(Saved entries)
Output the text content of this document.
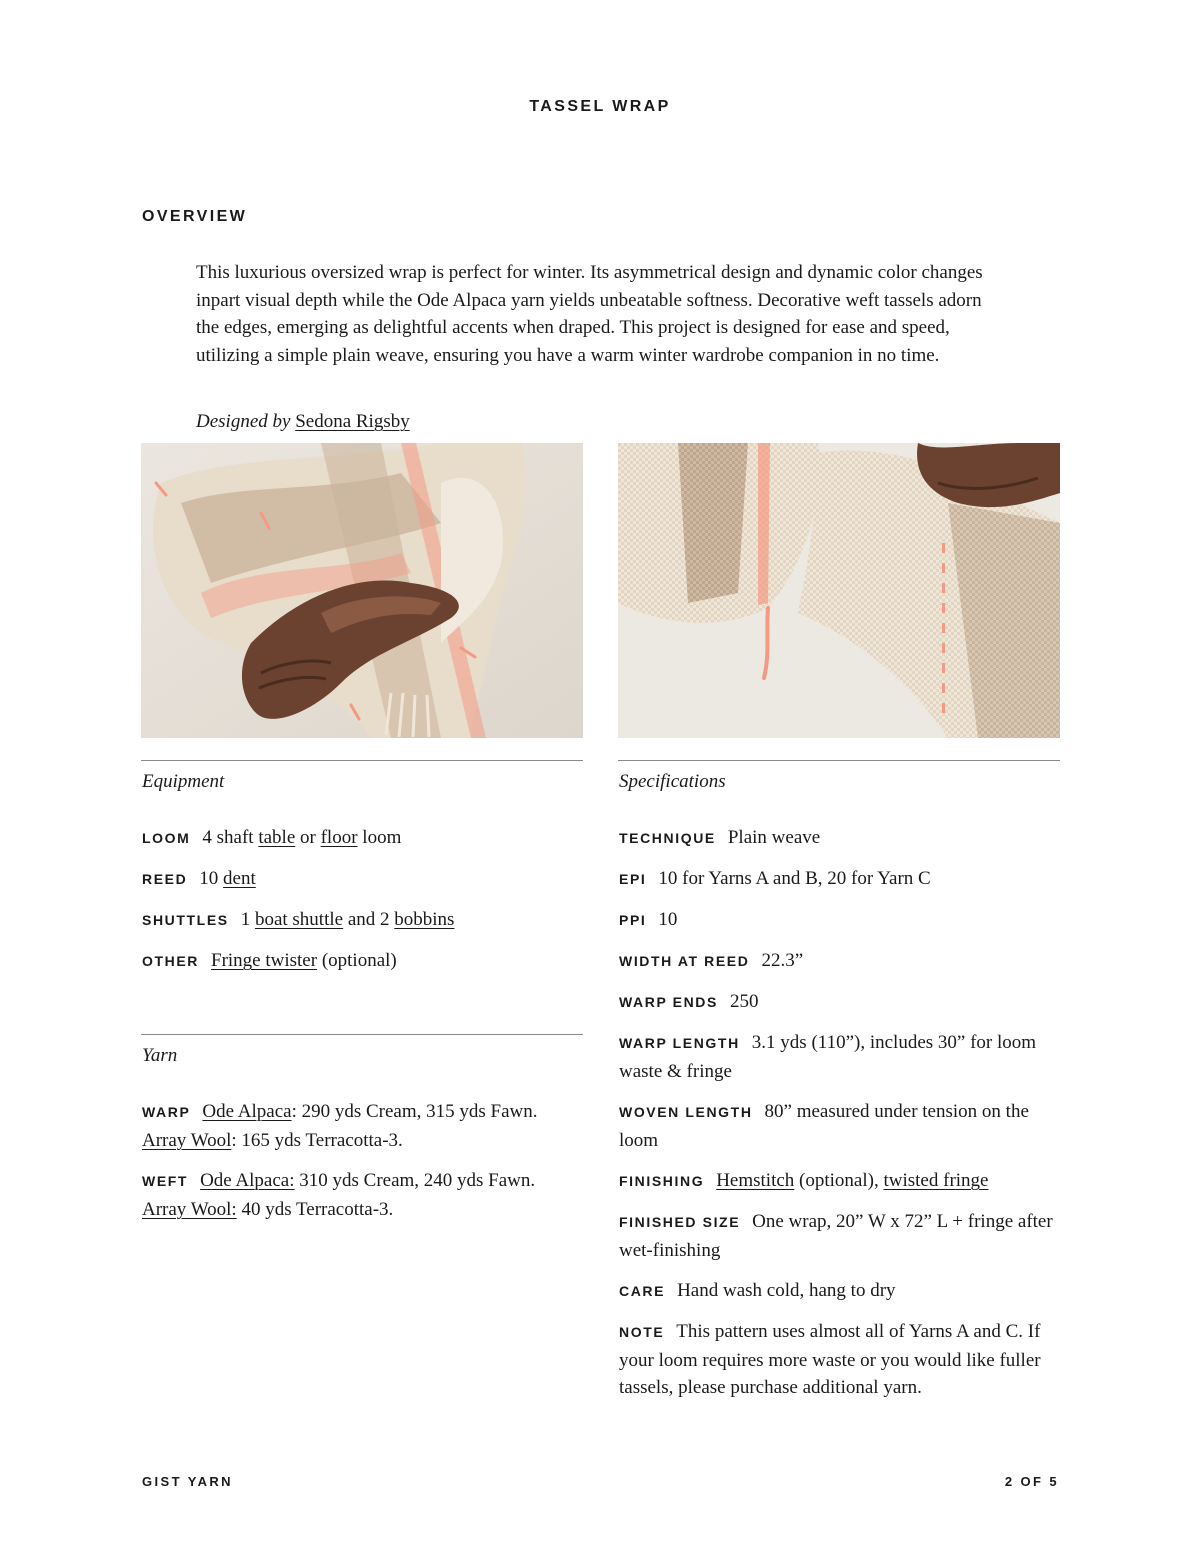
TASSEL WRAP
OVERVIEW
This luxurious oversized wrap is perfect for winter. Its asymmetrical design and dynamic color changes inpart visual depth while the Ode Alpaca yarn yields unbeatable softness. Decorative weft tassels adorn the edges, emerging as delightful accents when draped. This project is designed for ease and speed, utilizing a simple plain weave, ensuring you have a warm winter wardrobe companion in no time.
Designed by Sedona Rigsby
Equipment
LOOM 4 shaft table or floor loom
REED 10 dent
SHUTTLES 1 boat shuttle and 2 bobbins
OTHER Fringe twister (optional)
Yarn
WARP Ode Alpaca: 290 yds Cream, 315 yds Fawn.
Array Wool: 165 yds Terracotta-3.
WEFT Ode Alpaca: 310 yds Cream, 240 yds Fawn.
Array Wool: 40 yds Terracotta-3.
Specifications
TECHNIQUE Plain weave
EPI 10 for Yarns A and B, 20 for Yarn C
PPI 10
WIDTH AT REED 22.3”
WARP ENDS 250
WARP LENGTH 3.1 yds (110”), includes 30” for loom waste & fringe
WOVEN LENGTH 80” measured under tension on the loom
FINISHING Hemstitch (optional), twisted fringe
FINISHED SIZE One wrap, 20” W x 72” L + fringe after wet-finishing
CARE Hand wash cold, hang to dry
NOTE This pattern uses almost all of Yarns A and C. If your loom requires more waste or you would like fuller tassels, please purchase additional yarn.
GIST YARN	2 OF 5
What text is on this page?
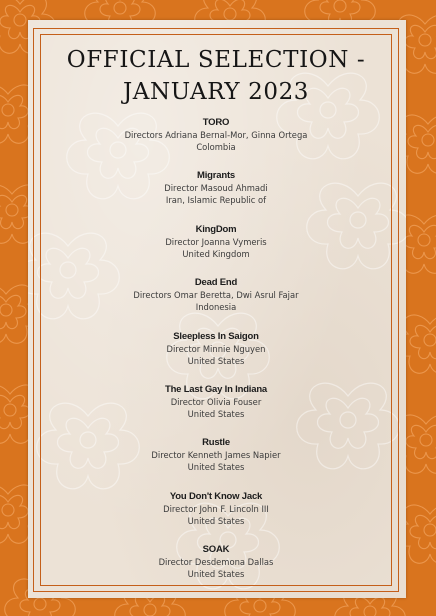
OFFICIAL SELECTION - JANUARY 2023
TORO
Directors Adriana Bernal-Mor, Ginna Ortega
Colombia
Migrants
Director Masoud Ahmadi
Iran, Islamic Republic of
KingDom
Director Joanna Vymeris
United Kingdom
Dead End
Directors Omar Beretta, Dwi Asrul Fajar
Indonesia
Sleepless In Saigon
Director Minnie Nguyen
United States
The Last Gay In Indiana
Director Olivia Fouser
United States
Rustle
Director Kenneth James Napier
United States
You Don't Know Jack
Director John F. Lincoln III
United States
SOAK
Director Desdemona Dallas
United States
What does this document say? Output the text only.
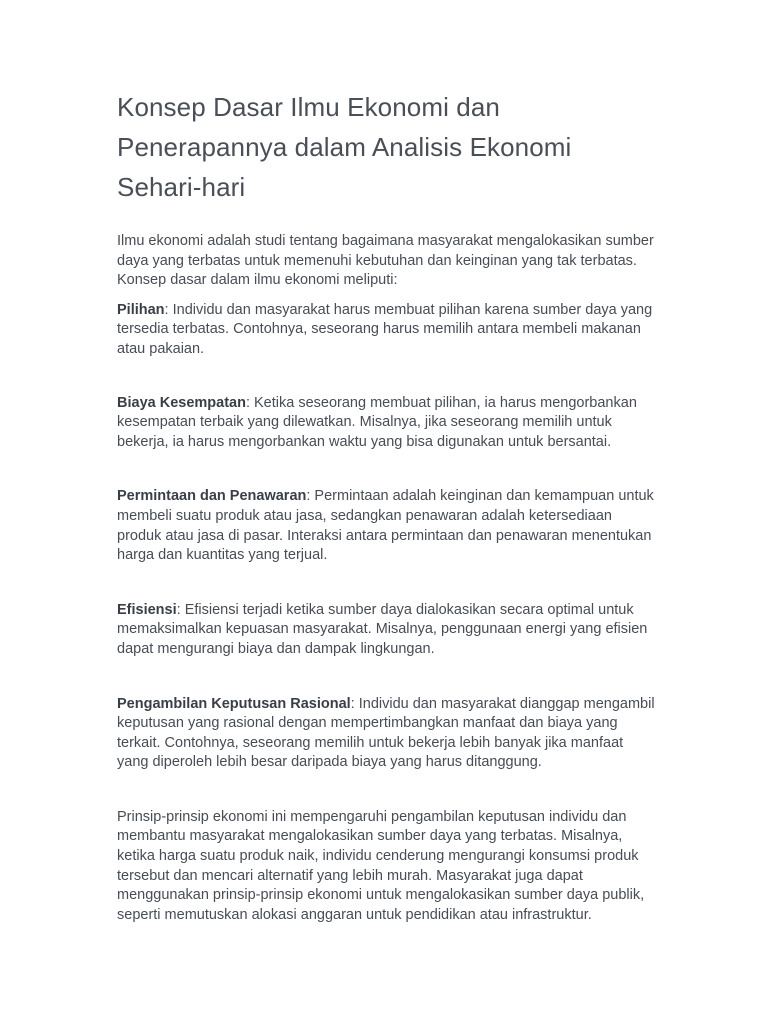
Konsep Dasar Ilmu Ekonomi dan
Penerapannya dalam Analisis Ekonomi
Sehari-hari

Ilmu ekonomi adalah studi tentang bagaimana masyarakat mengalokasikan sumber daya yang terbatas untuk memenuhi kebutuhan dan keinginan yang tak terbatas. Konsep dasar dalam ilmu ekonomi meliputi:

Pilihan: Individu dan masyarakat harus membuat pilihan karena sumber daya yang tersedia terbatas. Contohnya, seseorang harus memilih antara membeli makanan atau pakaian.

Biaya Kesempatan: Ketika seseorang membuat pilihan, ia harus mengorbankan kesempatan terbaik yang dilewatkan. Misalnya, jika seseorang memilih untuk bekerja, ia harus mengorbankan waktu yang bisa digunakan untuk bersantai.

Permintaan dan Penawaran: Permintaan adalah keinginan dan kemampuan untuk membeli suatu produk atau jasa, sedangkan penawaran adalah ketersediaan produk atau jasa di pasar. Interaksi antara permintaan dan penawaran menentukan harga dan kuantitas yang terjual.

Efisiensi: Efisiensi terjadi ketika sumber daya dialokasikan secara optimal untuk memaksimalkan kepuasan masyarakat. Misalnya, penggunaan energi yang efisien dapat mengurangi biaya dan dampak lingkungan.

Pengambilan Keputusan Rasional: Individu dan masyarakat dianggap mengambil keputusan yang rasional dengan mempertimbangkan manfaat dan biaya yang terkait. Contohnya, seseorang memilih untuk bekerja lebih banyak jika manfaat yang diperoleh lebih besar daripada biaya yang harus ditanggung.

Prinsip-prinsip ekonomi ini mempengaruhi pengambilan keputusan individu dan membantu masyarakat mengalokasikan sumber daya yang terbatas. Misalnya, ketika harga suatu produk naik, individu cenderung mengurangi konsumsi produk tersebut dan mencari alternatif yang lebih murah. Masyarakat juga dapat menggunakan prinsip-prinsip ekonomi untuk mengalokasikan sumber daya publik, seperti memutuskan alokasi anggaran untuk pendidikan atau infrastruktur.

◆ PROBLEM REQUIREMENTS ◆
Each line with the string "terbatas" in it needs to be found and copied.

◆ COMPLETE ANSWER ◆
Ilmu ekonomi adalah studi tentang bagaimana masyarakat mengalokasikan sumber daya yang terbatas untuk memenuhi kebutuhan dan keinginan yang tak terbatas. Konsep dasar dalam ilmu ekonomi meliputi:
Pilihan: Individu dan masyarakat harus membuat pilihan karena sumber daya yang tersedia terbatas. Contohnya, seseorang harus memilih antara membeli makanan atau pakaian.
Prinsip-prinsip ekonomi ini mempengaruhi pengambilan keputusan individu dan membantu masyarakat mengalokasikan sumber daya yang terbatas. Misalnya, ketika harga suatu produk naik, individu cenderung mengurangi konsumsi produk tersebut dan mencari alternatif yang lebih murah. Masyarakat juga dapat menggunakan prinsip-prinsip ekonomi untuk mengalokasikan sumber daya publik, seperti memutuskan alokasi anggaran untuk pendidikan atau infrastruktur.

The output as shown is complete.